## Start

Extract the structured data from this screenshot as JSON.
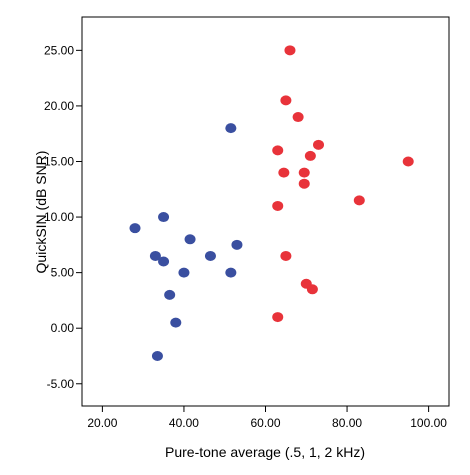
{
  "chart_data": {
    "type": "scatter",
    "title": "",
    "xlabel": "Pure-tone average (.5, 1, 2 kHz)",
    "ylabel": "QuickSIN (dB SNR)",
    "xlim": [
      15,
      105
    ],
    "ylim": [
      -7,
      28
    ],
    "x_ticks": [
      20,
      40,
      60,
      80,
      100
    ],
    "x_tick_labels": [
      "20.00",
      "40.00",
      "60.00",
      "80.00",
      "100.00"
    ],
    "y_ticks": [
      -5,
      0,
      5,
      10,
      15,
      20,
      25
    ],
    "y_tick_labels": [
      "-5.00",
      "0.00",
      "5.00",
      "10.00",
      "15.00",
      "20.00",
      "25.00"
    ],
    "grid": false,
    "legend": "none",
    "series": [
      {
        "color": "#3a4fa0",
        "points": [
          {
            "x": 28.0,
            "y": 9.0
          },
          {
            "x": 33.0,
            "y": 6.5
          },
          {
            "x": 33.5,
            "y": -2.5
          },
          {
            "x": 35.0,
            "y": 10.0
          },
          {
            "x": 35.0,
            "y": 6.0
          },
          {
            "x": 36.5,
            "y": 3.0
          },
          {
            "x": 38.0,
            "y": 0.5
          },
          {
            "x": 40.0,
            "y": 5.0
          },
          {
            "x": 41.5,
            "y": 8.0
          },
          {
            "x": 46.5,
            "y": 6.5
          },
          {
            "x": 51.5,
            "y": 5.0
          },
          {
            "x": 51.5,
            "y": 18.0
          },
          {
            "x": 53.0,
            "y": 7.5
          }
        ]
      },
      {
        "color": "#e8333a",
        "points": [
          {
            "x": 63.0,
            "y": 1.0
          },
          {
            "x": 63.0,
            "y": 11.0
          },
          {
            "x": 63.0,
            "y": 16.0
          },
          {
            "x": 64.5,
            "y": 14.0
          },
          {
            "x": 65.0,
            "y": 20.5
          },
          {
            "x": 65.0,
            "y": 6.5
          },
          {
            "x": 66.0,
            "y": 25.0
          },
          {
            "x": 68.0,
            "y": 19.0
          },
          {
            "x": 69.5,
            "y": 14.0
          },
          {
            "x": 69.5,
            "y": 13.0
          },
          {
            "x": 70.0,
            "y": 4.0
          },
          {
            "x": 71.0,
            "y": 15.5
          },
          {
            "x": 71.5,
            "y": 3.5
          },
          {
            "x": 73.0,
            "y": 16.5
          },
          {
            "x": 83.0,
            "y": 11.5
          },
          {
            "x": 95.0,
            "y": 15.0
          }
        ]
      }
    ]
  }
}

## End

Set task
Every record above should come back exactly, but without its pictures.

The completed task
Extract the structured data from this screenshot as JSON.
{
  "chart_data": {
    "type": "scatter",
    "title": "",
    "xlabel": "Pure-tone average (.5, 1, 2 kHz)",
    "ylabel": "QuickSIN (dB SNR)",
    "xlim": [
      15,
      105
    ],
    "ylim": [
      -7,
      28
    ],
    "x_ticks": [
      20,
      40,
      60,
      80,
      100
    ],
    "x_tick_labels": [
      "20.00",
      "40.00",
      "60.00",
      "80.00",
      "100.00"
    ],
    "y_ticks": [
      -5,
      0,
      5,
      10,
      15,
      20,
      25
    ],
    "y_tick_labels": [
      "-5.00",
      "0.00",
      "5.00",
      "10.00",
      "15.00",
      "20.00",
      "25.00"
    ],
    "grid": false,
    "legend": "none",
    "series": [
      {
        "color": "#3a4fa0",
        "points": [
          {
            "x": 28.0,
            "y": 9.0
          },
          {
            "x": 33.0,
            "y": 6.5
          },
          {
            "x": 33.5,
            "y": -2.5
          },
          {
            "x": 35.0,
            "y": 10.0
          },
          {
            "x": 35.0,
            "y": 6.0
          },
          {
            "x": 36.5,
            "y": 3.0
          },
          {
            "x": 38.0,
            "y": 0.5
          },
          {
            "x": 40.0,
            "y": 5.0
          },
          {
            "x": 41.5,
            "y": 8.0
          },
          {
            "x": 46.5,
            "y": 6.5
          },
          {
            "x": 51.5,
            "y": 5.0
          },
          {
            "x": 51.5,
            "y": 18.0
          },
          {
            "x": 53.0,
            "y": 7.5
          }
        ]
      },
      {
        "color": "#e8333a",
        "points": [
          {
            "x": 63.0,
            "y": 1.0
          },
          {
            "x": 63.0,
            "y": 11.0
          },
          {
            "x": 63.0,
            "y": 16.0
          },
          {
            "x": 64.5,
            "y": 14.0
          },
          {
            "x": 65.0,
            "y": 20.5
          },
          {
            "x": 65.0,
            "y": 6.5
          },
          {
            "x": 66.0,
            "y": 25.0
          },
          {
            "x": 68.0,
            "y": 19.0
          },
          {
            "x": 69.5,
            "y": 14.0
          },
          {
            "x": 69.5,
            "y": 13.0
          },
          {
            "x": 70.0,
            "y": 4.0
          },
          {
            "x": 71.0,
            "y": 15.5
          },
          {
            "x": 71.5,
            "y": 3.5
          },
          {
            "x": 73.0,
            "y": 16.5
          },
          {
            "x": 83.0,
            "y": 11.5
          },
          {
            "x": 95.0,
            "y": 15.0
          }
        ]
      }
    ]
  }
}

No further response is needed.